> [Extracted material]

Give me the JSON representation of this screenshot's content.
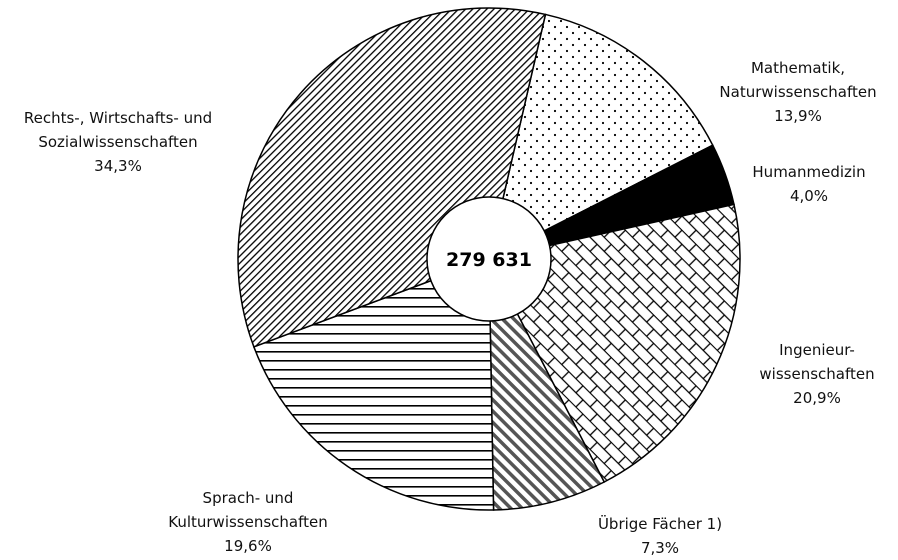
{
  "chart_data": {
    "type": "pie",
    "categories": [
      "Mathematik,\nNaturwissenschaften",
      "Humanmedizin",
      "Ingenieur-\nwissenschaften",
      "Übrige Fächer 1)",
      "Sprach- und\nKulturwissenschaften",
      "Rechts-, Wirtschafts- und\nSozialwissenschaften"
    ],
    "values": [
      13.9,
      4.0,
      20.9,
      7.3,
      19.6,
      34.3
    ],
    "value_labels": [
      "13,9%",
      "4,0%",
      "20,9%",
      "7,3%",
      "19,6%",
      "34,3%"
    ],
    "patterns": [
      "dots",
      "solid",
      "bricks",
      "backslash",
      "horizontal",
      "diagonal"
    ],
    "center_label": "279 631"
  }
}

> [Work to complete]
Reproduce all entries exactly. Pictures do not belong in the copy.

> [Complete answer]
Give me the JSON representation of this screenshot's content.
{
  "chart_data": {
    "type": "pie",
    "categories": [
      "Mathematik,\nNaturwissenschaften",
      "Humanmedizin",
      "Ingenieur-\nwissenschaften",
      "Übrige Fächer 1)",
      "Sprach- und\nKulturwissenschaften",
      "Rechts-, Wirtschafts- und\nSozialwissenschaften"
    ],
    "values": [
      13.9,
      4.0,
      20.9,
      7.3,
      19.6,
      34.3
    ],
    "value_labels": [
      "13,9%",
      "4,0%",
      "20,9%",
      "7,3%",
      "19,6%",
      "34,3%"
    ],
    "patterns": [
      "dots",
      "solid",
      "bricks",
      "backslash",
      "horizontal",
      "diagonal"
    ],
    "center_label": "279 631"
  }
}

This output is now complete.